Exercise task
Reproduce the records character for character, from the first line up to and including the line containing "paragraph-line (316, 449, 530, 463)".

___ Source data ___

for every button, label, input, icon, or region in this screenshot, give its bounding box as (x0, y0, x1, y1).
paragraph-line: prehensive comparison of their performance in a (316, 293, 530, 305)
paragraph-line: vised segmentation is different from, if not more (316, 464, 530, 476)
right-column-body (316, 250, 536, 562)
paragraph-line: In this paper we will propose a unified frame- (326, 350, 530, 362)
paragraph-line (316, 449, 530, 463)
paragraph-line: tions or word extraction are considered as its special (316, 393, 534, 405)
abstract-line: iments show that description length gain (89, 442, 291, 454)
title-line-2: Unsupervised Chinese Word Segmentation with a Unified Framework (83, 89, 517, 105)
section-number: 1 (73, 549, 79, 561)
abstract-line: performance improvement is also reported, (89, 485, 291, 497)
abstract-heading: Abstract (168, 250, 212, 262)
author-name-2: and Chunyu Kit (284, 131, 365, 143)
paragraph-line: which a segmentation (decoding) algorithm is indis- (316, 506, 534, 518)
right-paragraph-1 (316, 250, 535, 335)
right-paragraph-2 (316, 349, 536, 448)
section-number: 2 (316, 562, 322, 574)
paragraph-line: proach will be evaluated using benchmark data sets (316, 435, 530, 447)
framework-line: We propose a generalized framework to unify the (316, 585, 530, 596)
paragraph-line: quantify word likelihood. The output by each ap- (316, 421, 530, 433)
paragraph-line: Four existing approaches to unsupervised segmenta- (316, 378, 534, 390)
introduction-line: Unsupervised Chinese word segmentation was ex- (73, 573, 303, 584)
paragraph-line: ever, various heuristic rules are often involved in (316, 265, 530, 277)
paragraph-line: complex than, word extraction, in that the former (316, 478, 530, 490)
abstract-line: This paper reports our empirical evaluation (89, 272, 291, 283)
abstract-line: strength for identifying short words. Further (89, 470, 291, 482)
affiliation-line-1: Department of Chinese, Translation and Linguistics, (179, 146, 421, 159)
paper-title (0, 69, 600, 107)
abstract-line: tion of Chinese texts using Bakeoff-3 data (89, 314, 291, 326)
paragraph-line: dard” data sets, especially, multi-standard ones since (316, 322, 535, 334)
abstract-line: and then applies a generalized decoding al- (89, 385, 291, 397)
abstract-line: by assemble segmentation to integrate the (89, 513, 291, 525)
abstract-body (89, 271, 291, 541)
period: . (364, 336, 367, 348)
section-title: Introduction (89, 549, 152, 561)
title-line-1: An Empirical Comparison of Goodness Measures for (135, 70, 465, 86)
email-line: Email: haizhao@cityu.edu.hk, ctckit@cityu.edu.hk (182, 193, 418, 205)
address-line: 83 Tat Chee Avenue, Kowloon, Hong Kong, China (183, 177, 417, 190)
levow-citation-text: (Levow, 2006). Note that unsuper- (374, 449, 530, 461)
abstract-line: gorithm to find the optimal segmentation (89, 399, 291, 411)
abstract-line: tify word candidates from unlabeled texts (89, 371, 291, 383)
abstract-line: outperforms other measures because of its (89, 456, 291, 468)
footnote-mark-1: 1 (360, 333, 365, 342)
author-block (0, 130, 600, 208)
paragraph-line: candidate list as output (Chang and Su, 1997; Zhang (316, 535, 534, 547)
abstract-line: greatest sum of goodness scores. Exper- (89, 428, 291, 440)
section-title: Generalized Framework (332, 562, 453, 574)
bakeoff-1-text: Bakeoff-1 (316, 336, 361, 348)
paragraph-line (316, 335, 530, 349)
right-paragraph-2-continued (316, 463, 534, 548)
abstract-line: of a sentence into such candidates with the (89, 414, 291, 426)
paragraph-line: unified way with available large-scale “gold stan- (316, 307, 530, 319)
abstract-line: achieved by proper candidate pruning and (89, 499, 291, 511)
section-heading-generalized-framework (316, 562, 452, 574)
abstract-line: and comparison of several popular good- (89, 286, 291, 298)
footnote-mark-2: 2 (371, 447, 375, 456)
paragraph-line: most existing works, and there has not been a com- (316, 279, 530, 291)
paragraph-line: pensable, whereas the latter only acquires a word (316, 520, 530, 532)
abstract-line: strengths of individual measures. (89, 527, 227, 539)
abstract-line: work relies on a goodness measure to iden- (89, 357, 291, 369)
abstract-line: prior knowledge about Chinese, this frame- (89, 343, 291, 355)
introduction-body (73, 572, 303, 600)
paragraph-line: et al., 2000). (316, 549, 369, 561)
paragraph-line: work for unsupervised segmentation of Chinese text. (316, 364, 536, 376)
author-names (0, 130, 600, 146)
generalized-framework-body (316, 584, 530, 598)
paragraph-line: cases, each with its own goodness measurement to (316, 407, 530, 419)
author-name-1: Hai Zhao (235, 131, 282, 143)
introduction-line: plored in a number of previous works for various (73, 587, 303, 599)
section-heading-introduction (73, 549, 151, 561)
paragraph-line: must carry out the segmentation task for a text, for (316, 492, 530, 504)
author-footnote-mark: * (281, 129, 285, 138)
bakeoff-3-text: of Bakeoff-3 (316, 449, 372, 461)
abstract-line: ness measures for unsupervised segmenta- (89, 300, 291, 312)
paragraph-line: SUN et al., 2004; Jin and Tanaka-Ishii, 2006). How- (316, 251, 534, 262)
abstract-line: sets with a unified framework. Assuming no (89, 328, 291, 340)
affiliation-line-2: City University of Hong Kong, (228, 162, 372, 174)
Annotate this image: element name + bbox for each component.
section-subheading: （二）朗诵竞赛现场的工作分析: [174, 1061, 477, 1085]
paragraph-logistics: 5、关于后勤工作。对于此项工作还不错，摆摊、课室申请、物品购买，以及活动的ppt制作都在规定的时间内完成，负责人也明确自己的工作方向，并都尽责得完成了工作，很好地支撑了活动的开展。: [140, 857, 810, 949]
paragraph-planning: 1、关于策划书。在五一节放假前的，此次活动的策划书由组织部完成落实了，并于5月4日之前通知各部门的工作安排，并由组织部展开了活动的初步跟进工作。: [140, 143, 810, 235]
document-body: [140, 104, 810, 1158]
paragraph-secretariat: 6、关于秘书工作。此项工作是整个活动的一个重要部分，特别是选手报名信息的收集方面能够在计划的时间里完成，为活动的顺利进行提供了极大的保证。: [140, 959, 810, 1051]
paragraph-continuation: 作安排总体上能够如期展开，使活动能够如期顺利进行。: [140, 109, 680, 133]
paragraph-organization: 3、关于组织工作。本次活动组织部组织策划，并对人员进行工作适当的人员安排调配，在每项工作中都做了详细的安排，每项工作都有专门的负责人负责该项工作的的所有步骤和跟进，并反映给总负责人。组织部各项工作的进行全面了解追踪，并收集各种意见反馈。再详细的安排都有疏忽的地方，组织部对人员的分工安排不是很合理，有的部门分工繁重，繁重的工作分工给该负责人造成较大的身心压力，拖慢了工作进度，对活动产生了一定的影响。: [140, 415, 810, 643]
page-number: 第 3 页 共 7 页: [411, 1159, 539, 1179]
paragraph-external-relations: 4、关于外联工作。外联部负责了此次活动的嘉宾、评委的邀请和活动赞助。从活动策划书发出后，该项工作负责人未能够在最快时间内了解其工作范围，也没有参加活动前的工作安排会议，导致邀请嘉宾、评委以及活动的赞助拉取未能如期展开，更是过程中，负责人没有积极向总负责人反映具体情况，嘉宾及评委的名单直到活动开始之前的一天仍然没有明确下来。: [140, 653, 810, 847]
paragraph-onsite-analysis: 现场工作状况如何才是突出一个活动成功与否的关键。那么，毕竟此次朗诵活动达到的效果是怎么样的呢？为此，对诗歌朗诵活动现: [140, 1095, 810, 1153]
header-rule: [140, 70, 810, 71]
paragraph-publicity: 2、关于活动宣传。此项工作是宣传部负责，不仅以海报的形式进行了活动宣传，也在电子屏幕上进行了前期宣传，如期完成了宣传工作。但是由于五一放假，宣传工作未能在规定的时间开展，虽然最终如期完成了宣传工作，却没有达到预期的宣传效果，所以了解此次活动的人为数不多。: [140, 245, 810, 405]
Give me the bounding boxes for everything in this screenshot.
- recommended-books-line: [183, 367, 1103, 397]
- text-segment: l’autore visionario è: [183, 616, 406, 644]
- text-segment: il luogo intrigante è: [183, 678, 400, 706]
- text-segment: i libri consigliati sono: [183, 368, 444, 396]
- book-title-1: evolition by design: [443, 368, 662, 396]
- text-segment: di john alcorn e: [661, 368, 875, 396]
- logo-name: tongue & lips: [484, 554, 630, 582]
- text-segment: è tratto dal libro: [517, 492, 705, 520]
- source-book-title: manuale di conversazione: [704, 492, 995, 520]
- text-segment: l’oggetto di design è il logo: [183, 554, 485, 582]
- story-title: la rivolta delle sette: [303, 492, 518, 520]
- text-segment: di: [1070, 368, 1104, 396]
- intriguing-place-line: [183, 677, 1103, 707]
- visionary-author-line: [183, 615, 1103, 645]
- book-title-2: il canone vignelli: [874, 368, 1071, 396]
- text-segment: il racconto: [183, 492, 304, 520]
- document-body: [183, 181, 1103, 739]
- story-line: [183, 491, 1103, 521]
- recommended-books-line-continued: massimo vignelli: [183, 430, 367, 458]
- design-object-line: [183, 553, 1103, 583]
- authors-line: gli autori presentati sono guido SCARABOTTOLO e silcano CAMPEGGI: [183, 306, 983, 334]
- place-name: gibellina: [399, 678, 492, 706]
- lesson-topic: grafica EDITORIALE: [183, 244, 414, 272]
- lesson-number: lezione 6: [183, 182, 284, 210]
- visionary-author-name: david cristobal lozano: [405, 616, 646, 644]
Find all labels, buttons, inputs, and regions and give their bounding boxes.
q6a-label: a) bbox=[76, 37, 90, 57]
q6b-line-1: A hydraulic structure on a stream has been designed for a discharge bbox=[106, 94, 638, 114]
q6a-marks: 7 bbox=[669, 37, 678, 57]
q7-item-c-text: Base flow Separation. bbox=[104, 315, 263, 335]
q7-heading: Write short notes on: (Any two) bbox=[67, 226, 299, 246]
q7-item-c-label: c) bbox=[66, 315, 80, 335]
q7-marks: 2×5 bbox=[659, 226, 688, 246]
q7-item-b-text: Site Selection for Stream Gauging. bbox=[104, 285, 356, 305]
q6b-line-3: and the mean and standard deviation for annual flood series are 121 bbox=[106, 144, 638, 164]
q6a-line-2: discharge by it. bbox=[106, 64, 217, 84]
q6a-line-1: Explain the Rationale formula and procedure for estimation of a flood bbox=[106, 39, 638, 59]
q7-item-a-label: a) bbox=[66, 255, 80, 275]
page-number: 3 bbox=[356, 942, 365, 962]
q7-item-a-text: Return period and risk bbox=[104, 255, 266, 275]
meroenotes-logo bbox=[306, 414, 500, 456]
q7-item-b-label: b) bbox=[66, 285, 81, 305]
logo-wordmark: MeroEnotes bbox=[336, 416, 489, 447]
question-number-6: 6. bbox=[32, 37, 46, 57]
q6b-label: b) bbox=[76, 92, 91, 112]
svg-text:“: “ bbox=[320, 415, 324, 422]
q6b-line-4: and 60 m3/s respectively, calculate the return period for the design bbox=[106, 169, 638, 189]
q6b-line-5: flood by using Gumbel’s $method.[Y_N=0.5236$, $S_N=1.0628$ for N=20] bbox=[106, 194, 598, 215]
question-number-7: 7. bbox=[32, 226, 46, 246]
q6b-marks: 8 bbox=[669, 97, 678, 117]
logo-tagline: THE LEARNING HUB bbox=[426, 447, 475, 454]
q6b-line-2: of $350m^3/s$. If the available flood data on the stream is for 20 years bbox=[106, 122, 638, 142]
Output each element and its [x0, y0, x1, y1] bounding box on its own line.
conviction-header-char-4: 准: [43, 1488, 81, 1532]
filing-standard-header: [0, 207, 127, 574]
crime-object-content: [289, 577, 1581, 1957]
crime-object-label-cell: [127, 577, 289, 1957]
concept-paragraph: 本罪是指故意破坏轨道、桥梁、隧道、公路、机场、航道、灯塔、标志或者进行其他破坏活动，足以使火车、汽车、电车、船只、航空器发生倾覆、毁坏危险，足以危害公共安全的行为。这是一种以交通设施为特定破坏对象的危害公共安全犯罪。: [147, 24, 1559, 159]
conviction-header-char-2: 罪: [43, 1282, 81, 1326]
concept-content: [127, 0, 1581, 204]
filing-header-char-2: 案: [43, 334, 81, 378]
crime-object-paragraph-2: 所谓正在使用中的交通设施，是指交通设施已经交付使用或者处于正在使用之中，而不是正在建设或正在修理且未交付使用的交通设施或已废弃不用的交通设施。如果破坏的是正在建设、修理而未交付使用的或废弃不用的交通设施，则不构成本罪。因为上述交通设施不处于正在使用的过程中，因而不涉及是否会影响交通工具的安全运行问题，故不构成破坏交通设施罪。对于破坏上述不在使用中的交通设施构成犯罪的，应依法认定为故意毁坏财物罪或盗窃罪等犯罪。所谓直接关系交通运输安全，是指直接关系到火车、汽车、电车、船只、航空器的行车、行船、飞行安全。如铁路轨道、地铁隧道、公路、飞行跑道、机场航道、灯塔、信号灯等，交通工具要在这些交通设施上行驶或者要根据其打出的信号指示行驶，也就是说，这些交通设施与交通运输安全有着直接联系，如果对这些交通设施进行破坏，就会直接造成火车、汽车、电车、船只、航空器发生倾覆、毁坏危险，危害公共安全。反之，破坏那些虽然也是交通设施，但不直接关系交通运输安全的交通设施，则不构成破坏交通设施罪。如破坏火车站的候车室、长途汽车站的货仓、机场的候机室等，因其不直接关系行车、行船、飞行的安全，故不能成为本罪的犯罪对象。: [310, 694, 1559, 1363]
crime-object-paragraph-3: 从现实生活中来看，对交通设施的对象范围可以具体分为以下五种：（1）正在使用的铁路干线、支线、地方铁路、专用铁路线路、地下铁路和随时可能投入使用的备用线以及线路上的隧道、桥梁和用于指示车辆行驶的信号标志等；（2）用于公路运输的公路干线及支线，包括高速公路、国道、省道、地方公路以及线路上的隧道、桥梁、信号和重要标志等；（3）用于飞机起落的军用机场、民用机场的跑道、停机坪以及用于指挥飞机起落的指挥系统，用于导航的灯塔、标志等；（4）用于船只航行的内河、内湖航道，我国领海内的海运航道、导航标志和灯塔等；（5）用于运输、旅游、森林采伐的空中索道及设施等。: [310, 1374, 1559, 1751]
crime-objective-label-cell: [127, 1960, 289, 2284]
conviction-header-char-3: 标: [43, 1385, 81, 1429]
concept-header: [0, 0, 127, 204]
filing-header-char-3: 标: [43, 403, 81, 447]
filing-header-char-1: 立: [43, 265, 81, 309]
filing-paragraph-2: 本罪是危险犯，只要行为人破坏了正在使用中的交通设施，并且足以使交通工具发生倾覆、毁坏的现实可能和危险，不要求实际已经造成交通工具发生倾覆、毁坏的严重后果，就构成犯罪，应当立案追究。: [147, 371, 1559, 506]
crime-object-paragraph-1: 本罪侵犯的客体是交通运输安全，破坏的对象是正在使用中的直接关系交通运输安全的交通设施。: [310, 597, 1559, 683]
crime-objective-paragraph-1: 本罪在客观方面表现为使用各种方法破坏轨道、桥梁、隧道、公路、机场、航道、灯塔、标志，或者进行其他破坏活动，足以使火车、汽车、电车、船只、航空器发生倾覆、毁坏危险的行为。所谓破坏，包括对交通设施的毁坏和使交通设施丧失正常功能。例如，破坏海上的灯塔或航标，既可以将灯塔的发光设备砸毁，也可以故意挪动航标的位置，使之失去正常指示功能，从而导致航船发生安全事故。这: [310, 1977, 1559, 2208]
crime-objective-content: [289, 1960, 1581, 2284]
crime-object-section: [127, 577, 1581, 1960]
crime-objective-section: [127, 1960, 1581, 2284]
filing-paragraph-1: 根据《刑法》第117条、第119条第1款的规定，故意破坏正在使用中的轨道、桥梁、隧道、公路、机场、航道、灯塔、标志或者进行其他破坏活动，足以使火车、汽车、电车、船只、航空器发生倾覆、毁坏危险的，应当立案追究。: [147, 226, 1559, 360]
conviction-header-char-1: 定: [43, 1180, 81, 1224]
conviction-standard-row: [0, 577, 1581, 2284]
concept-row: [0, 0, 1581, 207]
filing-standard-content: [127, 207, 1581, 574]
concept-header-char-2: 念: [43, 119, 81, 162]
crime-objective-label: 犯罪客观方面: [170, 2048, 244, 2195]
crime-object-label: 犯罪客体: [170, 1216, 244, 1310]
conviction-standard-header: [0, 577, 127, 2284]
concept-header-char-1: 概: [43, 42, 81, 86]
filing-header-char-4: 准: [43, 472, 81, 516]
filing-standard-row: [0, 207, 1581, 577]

___

Full response
for every button, label, input, icon, or region in this screenshot, give its bounding box as (x0, y0, x1, y1).
paragraph-line: prehensive comparison of their performance in a (316, 293, 530, 305)
paragraph-line: vised segmentation is different from, if not more (316, 464, 530, 476)
right-column-body (316, 250, 536, 562)
paragraph-line: In this paper we will propose a unified frame- (326, 350, 530, 362)
paragraph-line (316, 449, 530, 463)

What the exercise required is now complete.